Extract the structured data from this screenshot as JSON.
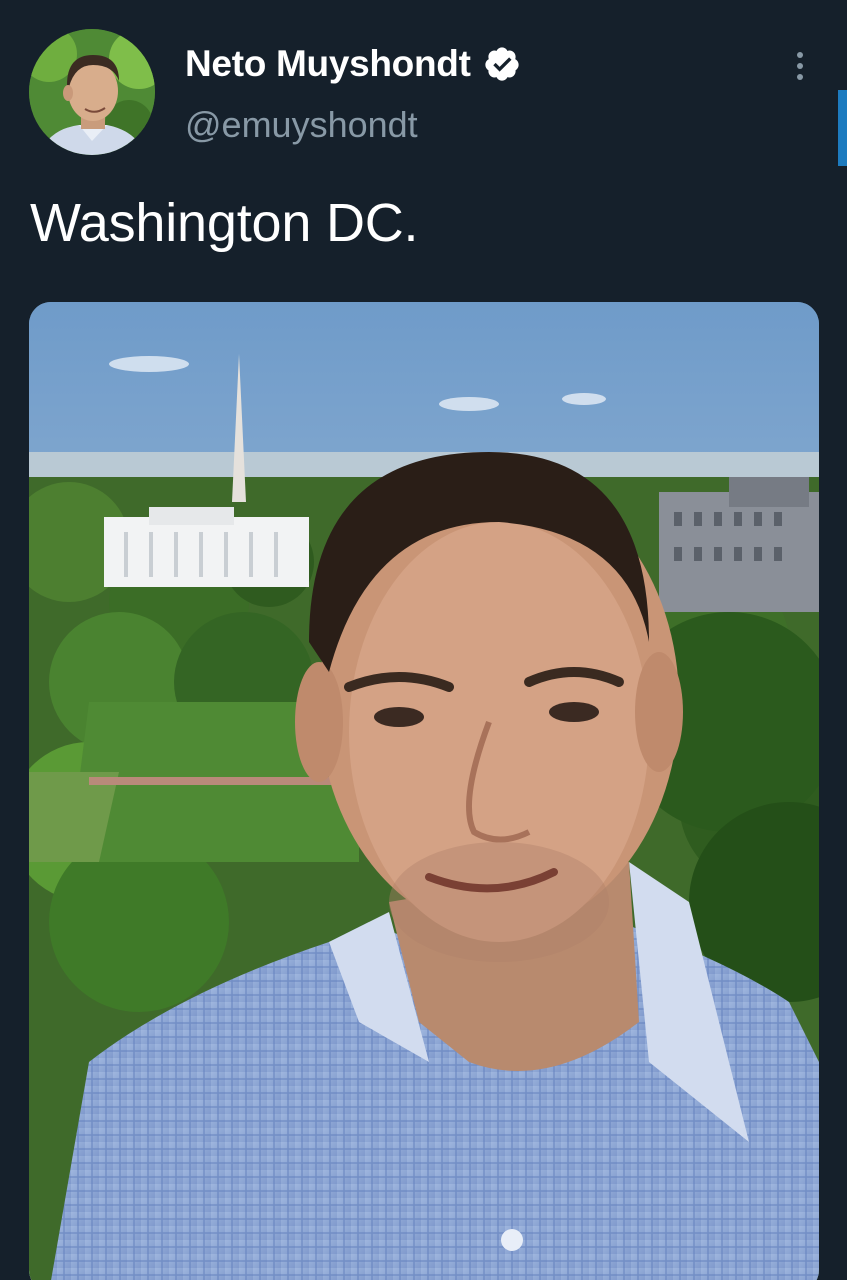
{
  "tweet": {
    "author": {
      "display_name": "Neto Muyshondt",
      "handle": "@emuyshondt",
      "verified": true,
      "avatar_icon": "profile-photo"
    },
    "text": "Washington DC.",
    "media": {
      "type": "photo",
      "icon": "selfie-photo"
    }
  },
  "icons": {
    "verified": "verified-badge-icon",
    "more": "more-vertical-icon"
  },
  "colors": {
    "background": "#15202b",
    "primary_text": "#ffffff",
    "secondary_text": "#8899a6",
    "accent": "#1d7bbf"
  }
}
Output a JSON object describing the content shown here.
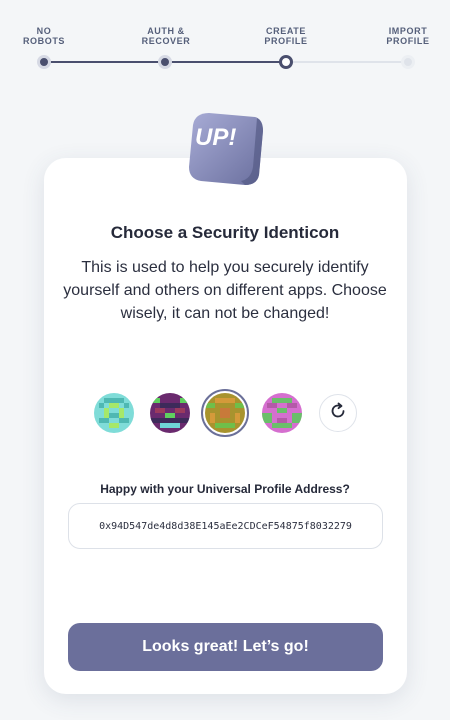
{
  "stepper": {
    "steps": [
      {
        "line1": "NO",
        "line2": "ROBOTS",
        "state": "done"
      },
      {
        "line1": "AUTH &",
        "line2": "RECOVER",
        "state": "done"
      },
      {
        "line1": "CREATE",
        "line2": "PROFILE",
        "state": "current"
      },
      {
        "line1": "IMPORT",
        "line2": "PROFILE",
        "state": "pending"
      }
    ]
  },
  "logo": {
    "text": "UP!"
  },
  "main": {
    "title": "Choose a Security Identicon",
    "subtitle": "This is used to help you securely identify yourself and others on different apps. Choose wisely, it can not be changed!"
  },
  "identicons": {
    "options": [
      "identicon-1",
      "identicon-2",
      "identicon-3",
      "identicon-4"
    ],
    "selected_index": 2,
    "refresh_icon": "refresh-icon"
  },
  "address": {
    "label": "Happy with your Universal Profile Address?",
    "value": "0x94D547de4d8d38E145aEe2CDCeF54875f8032279"
  },
  "cta": {
    "label": "Looks great! Let’s go!"
  },
  "colors": {
    "accent": "#6b6f9b",
    "step_done": "#4a4f6e",
    "step_pending": "#dfe3ea"
  }
}
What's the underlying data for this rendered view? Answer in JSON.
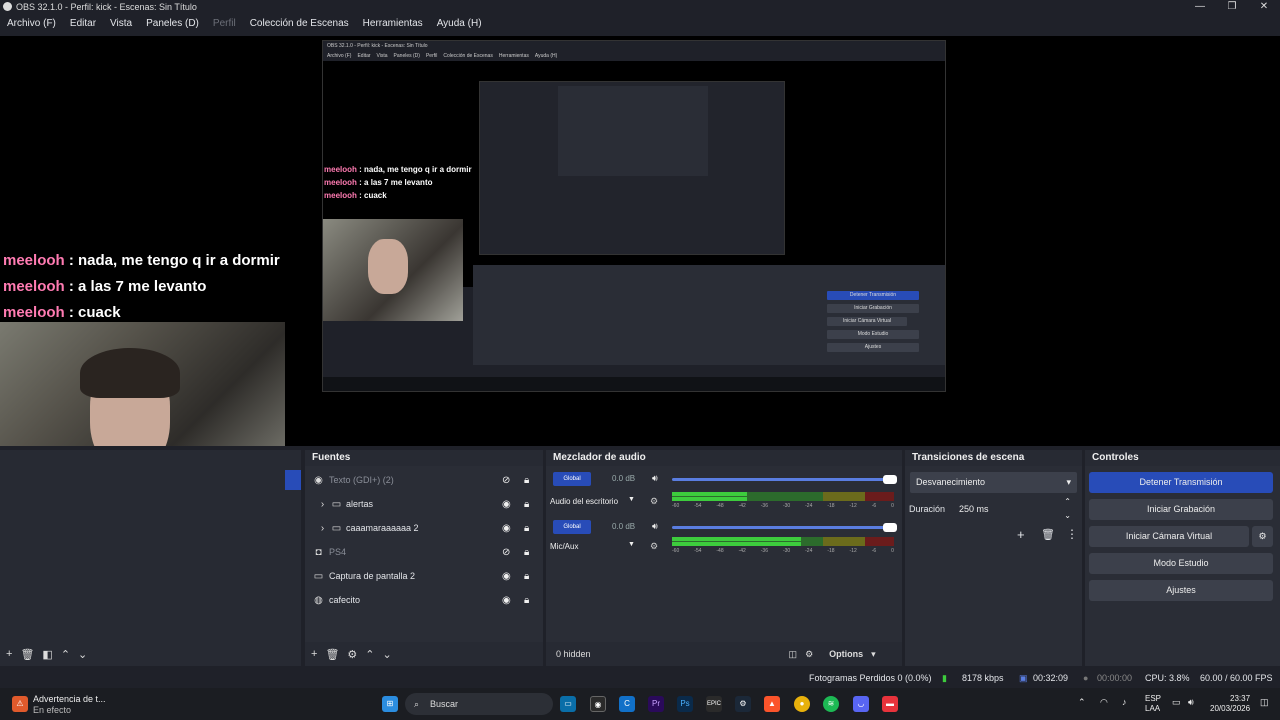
{
  "window": {
    "title": "OBS 32.1.0 - Perfil: kick - Escenas: Sin Título",
    "controls": [
      "—",
      "❐",
      "✕"
    ]
  },
  "menu": [
    "Archivo (F)",
    "Editar",
    "Vista",
    "Paneles (D)",
    "Perfil",
    "Colección de Escenas",
    "Herramientas",
    "Ayuda (H)"
  ],
  "preview": {
    "chat": [
      {
        "user": "meelooh",
        "text": " : nada, me tengo q ir a dormir"
      },
      {
        "user": "meelooh",
        "text": " : a las 7 me levanto"
      },
      {
        "user": "meelooh",
        "text": " : cuack"
      }
    ],
    "nested_title": "OBS 32.1.0 - Perfil: kick - Escenas: Sin Título",
    "nested_menu": [
      "Archivo (F)",
      "Editar",
      "Vista",
      "Paneles (D)",
      "Perfil",
      "Colección de Escenas",
      "Herramientas",
      "Ayuda (H)"
    ],
    "nested_buttons": [
      "Detener Transmisión",
      "Iniciar Grabación",
      "Iniciar Cámara Virtual",
      "Modo Estudio",
      "Ajustes"
    ]
  },
  "docks": {
    "sources_title": "Fuentes",
    "mixer_title": "Mezclador de audio",
    "transitions_title": "Transiciones de escena",
    "controls_title": "Controles"
  },
  "sources": [
    {
      "label": "Texto (GDI+) (2)",
      "hidden": true
    },
    {
      "label": "alertas",
      "hidden": false
    },
    {
      "label": "caaamaraaaaaa 2",
      "hidden": false
    },
    {
      "label": "PS4",
      "hidden": true
    },
    {
      "label": "Captura de pantalla 2",
      "hidden": false
    },
    {
      "label": "cafecito",
      "hidden": false
    }
  ],
  "mixer": {
    "channels": [
      {
        "badge": "Global",
        "db": "0.0 dB",
        "name": "Audio del escritorio",
        "level": 0.34
      },
      {
        "badge": "Global",
        "db": "0.0 dB",
        "name": "Mic/Aux",
        "level": 0.58
      }
    ],
    "ticks": [
      "-60",
      "-54",
      "-48",
      "-42",
      "-36",
      "-30",
      "-24",
      "-18",
      "-12",
      "-6",
      "0"
    ],
    "hidden_label": "0 hidden",
    "options_label": "Options"
  },
  "transitions": {
    "selected": "Desvanecimiento",
    "duration_label": "Duración",
    "duration_value": "250 ms"
  },
  "controls": {
    "stop_stream": "Detener Transmisión",
    "start_record": "Iniciar Grabación",
    "start_vcam": "Iniciar Cámara Virtual",
    "studio_mode": "Modo Estudio",
    "settings": "Ajustes"
  },
  "status": {
    "dropped": "Fotogramas Perdidos 0 (0.0%)",
    "bitrate": "8178 kbps",
    "stream_time": "00:32:09",
    "record_time": "00:00:00",
    "cpu": "CPU: 3.8%",
    "fps": "60.00 / 60.00 FPS"
  },
  "taskbar": {
    "notif_title": "Advertencia de t...",
    "notif_sub": "En efecto",
    "search_placeholder": "Buscar",
    "lang1": "ESP",
    "lang2": "LAA",
    "time": "23:37",
    "date": "20/03/2026",
    "apps": [
      "Pr",
      "Ps",
      "EPIC"
    ]
  },
  "colors": {
    "accent": "#284cb8",
    "username": "#ff7bb2",
    "bg": "#1f2129"
  }
}
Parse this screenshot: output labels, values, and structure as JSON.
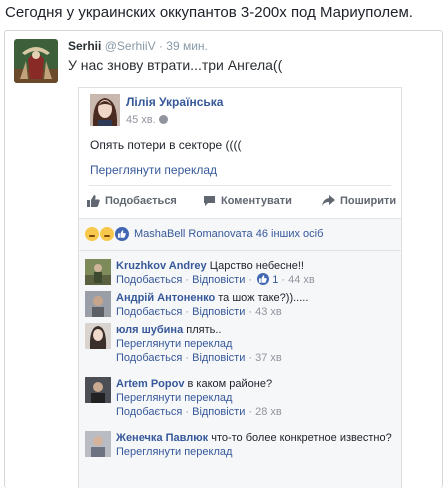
{
  "headline": "Сегодня у украинских оккупантов 3-200х под Мариуполем.",
  "tweet": {
    "name": "Serhii",
    "handle": "@SerhiiV",
    "dot": "·",
    "time": "39 мин.",
    "text": "У нас знову втрати...три Ангела(("
  },
  "post": {
    "author": "Лілія Українська",
    "time": "45 хв.",
    "text": "Опять потери в секторе ((((",
    "translate": "Переглянути переклад",
    "actions": {
      "like": "Подобається",
      "comment": "Коментувати",
      "share": "Поширити"
    },
    "reactions": {
      "names": "MashaBell Romanova",
      "rest": "та 46 інших осіб",
      "icons": [
        "sad-reaction",
        "haha-reaction",
        "like-reaction"
      ]
    }
  },
  "comment_labels": {
    "like": "Подобається",
    "reply": "Відповісти",
    "sep": "·",
    "translate": "Переглянути переклад"
  },
  "comments": [
    {
      "author": "Kruzhkov Andrey",
      "text": "Царство небесне!!",
      "likes": "1",
      "time": "44 хв"
    },
    {
      "author": "Андрій Антоненко",
      "text": "та шож таке?)).....",
      "time": "43 хв"
    },
    {
      "author": "юля шубина",
      "text": "плять..",
      "time": "37 хв"
    },
    {
      "author": "Artem Popov",
      "text": "в каком районе?",
      "time": "28 хв"
    },
    {
      "author": "Женечка Павлюк",
      "text": "что-то более конкретное известно?"
    }
  ],
  "colors": {
    "link": "#365899",
    "meta": "#90949c",
    "border": "#dddfe2",
    "panel": "#f6f7f9",
    "like_blue": "#4267b2"
  }
}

[WHAT TO WORK ON]:
The data should be printed again unchanged; leave its pictures out.

[SOLUTION]:
Extract the structured data from this screenshot as JSON.
{
  "tweet": {
    "author": {
      "display_name": "Neto Muyshondt",
      "handle": "@emuyshondt",
      "verified": true,
      "avatar_icon": "profile-photo"
    },
    "text": "Washington DC.",
    "media": {
      "type": "photo",
      "icon": "selfie-photo"
    }
  },
  "icons": {
    "verified": "verified-badge-icon",
    "more": "more-vertical-icon"
  },
  "colors": {
    "background": "#15202b",
    "primary_text": "#ffffff",
    "secondary_text": "#8899a6",
    "accent": "#1d7bbf"
  }
}
Output a JSON object describing the content shown here.
{
  "stepper": {
    "steps": [
      {
        "line1": "NO",
        "line2": "ROBOTS",
        "state": "done"
      },
      {
        "line1": "AUTH &",
        "line2": "RECOVER",
        "state": "done"
      },
      {
        "line1": "CREATE",
        "line2": "PROFILE",
        "state": "current"
      },
      {
        "line1": "IMPORT",
        "line2": "PROFILE",
        "state": "pending"
      }
    ]
  },
  "logo": {
    "text": "UP!"
  },
  "main": {
    "title": "Choose a Security Identicon",
    "subtitle": "This is used to help you securely identify yourself and others on different apps. Choose wisely, it can not be changed!"
  },
  "identicons": {
    "options": [
      "identicon-1",
      "identicon-2",
      "identicon-3",
      "identicon-4"
    ],
    "selected_index": 2,
    "refresh_icon": "refresh-icon"
  },
  "address": {
    "label": "Happy with your Universal Profile Address?",
    "value": "0x94D547de4d8d38E145aEe2CDCeF54875f8032279"
  },
  "cta": {
    "label": "Looks great! Let’s go!"
  },
  "colors": {
    "accent": "#6b6f9b",
    "step_done": "#4a4f6e",
    "step_pending": "#dfe3ea"
  }
}
What's the underlying data for this rendered view? Answer in JSON.
{
  "window": {
    "title": "OBS 32.1.0 - Perfil: kick - Escenas: Sin Título",
    "controls": [
      "—",
      "❐",
      "✕"
    ]
  },
  "menu": [
    "Archivo (F)",
    "Editar",
    "Vista",
    "Paneles (D)",
    "Perfil",
    "Colección de Escenas",
    "Herramientas",
    "Ayuda (H)"
  ],
  "preview": {
    "chat": [
      {
        "user": "meelooh",
        "text": " : nada, me tengo q ir a dormir"
      },
      {
        "user": "meelooh",
        "text": " : a las 7 me levanto"
      },
      {
        "user": "meelooh",
        "text": " : cuack"
      }
    ],
    "nested_title": "OBS 32.1.0 - Perfil: kick - Escenas: Sin Título",
    "nested_menu": [
      "Archivo (F)",
      "Editar",
      "Vista",
      "Paneles (D)",
      "Perfil",
      "Colección de Escenas",
      "Herramientas",
      "Ayuda (H)"
    ],
    "nested_buttons": [
      "Detener Transmisión",
      "Iniciar Grabación",
      "Iniciar Cámara Virtual",
      "Modo Estudio",
      "Ajustes"
    ]
  },
  "docks": {
    "sources_title": "Fuentes",
    "mixer_title": "Mezclador de audio",
    "transitions_title": "Transiciones de escena",
    "controls_title": "Controles"
  },
  "sources": [
    {
      "label": "Texto (GDI+) (2)",
      "hidden": true
    },
    {
      "label": "alertas",
      "hidden": false
    },
    {
      "label": "caaamaraaaaaa 2",
      "hidden": false
    },
    {
      "label": "PS4",
      "hidden": true
    },
    {
      "label": "Captura de pantalla 2",
      "hidden": false
    },
    {
      "label": "cafecito",
      "hidden": false
    }
  ],
  "mixer": {
    "channels": [
      {
        "badge": "Global",
        "db": "0.0 dB",
        "name": "Audio del escritorio",
        "level": 0.34
      },
      {
        "badge": "Global",
        "db": "0.0 dB",
        "name": "Mic/Aux",
        "level": 0.58
      }
    ],
    "ticks": [
      "-60",
      "-54",
      "-48",
      "-42",
      "-36",
      "-30",
      "-24",
      "-18",
      "-12",
      "-6",
      "0"
    ],
    "hidden_label": "0 hidden",
    "options_label": "Options"
  },
  "transitions": {
    "selected": "Desvanecimiento",
    "duration_label": "Duración",
    "duration_value": "250 ms"
  },
  "controls": {
    "stop_stream": "Detener Transmisión",
    "start_record": "Iniciar Grabación",
    "start_vcam": "Iniciar Cámara Virtual",
    "studio_mode": "Modo Estudio",
    "settings": "Ajustes"
  },
  "status": {
    "dropped": "Fotogramas Perdidos 0 (0.0%)",
    "bitrate": "8178 kbps",
    "stream_time": "00:32:09",
    "record_time": "00:00:00",
    "cpu": "CPU: 3.8%",
    "fps": "60.00 / 60.00 FPS"
  },
  "taskbar": {
    "notif_title": "Advertencia de t...",
    "notif_sub": "En efecto",
    "search_placeholder": "Buscar",
    "lang1": "ESP",
    "lang2": "LAA",
    "time": "23:37",
    "date": "20/03/2026",
    "apps": [
      "Pr",
      "Ps",
      "EPIC"
    ]
  },
  "colors": {
    "accent": "#284cb8",
    "username": "#ff7bb2",
    "bg": "#1f2129"
  }
}
Parse this screenshot: output labels, values, and structure as JSON.
{
  "headline": "Сегодня у украинских оккупантов 3-200х под Мариуполем.",
  "tweet": {
    "name": "Serhii",
    "handle": "@SerhiiV",
    "dot": "·",
    "time": "39 мин.",
    "text": "У нас знову втрати...три Ангела(("
  },
  "post": {
    "author": "Лілія Українська",
    "time": "45 хв.",
    "text": "Опять потери в секторе ((((",
    "translate": "Переглянути переклад",
    "actions": {
      "like": "Подобається",
      "comment": "Коментувати",
      "share": "Поширити"
    },
    "reactions": {
      "names": "MashaBell Romanova",
      "rest": "та 46 інших осіб",
      "icons": [
        "sad-reaction",
        "haha-reaction",
        "like-reaction"
      ]
    }
  },
  "comment_labels": {
    "like": "Подобається",
    "reply": "Відповісти",
    "sep": "·",
    "translate": "Переглянути переклад"
  },
  "comments": [
    {
      "author": "Kruzhkov Andrey",
      "text": "Царство небесне!!",
      "likes": "1",
      "time": "44 хв"
    },
    {
      "author": "Андрій Антоненко",
      "text": "та шож таке?)).....",
      "time": "43 хв"
    },
    {
      "author": "юля шубина",
      "text": "плять..",
      "time": "37 хв"
    },
    {
      "author": "Artem Popov",
      "text": "в каком районе?",
      "time": "28 хв"
    },
    {
      "author": "Женечка Павлюк",
      "text": "что-то более конкретное известно?"
    }
  ],
  "colors": {
    "link": "#365899",
    "meta": "#90949c",
    "border": "#dddfe2",
    "panel": "#f6f7f9",
    "like_blue": "#4267b2"
  }
}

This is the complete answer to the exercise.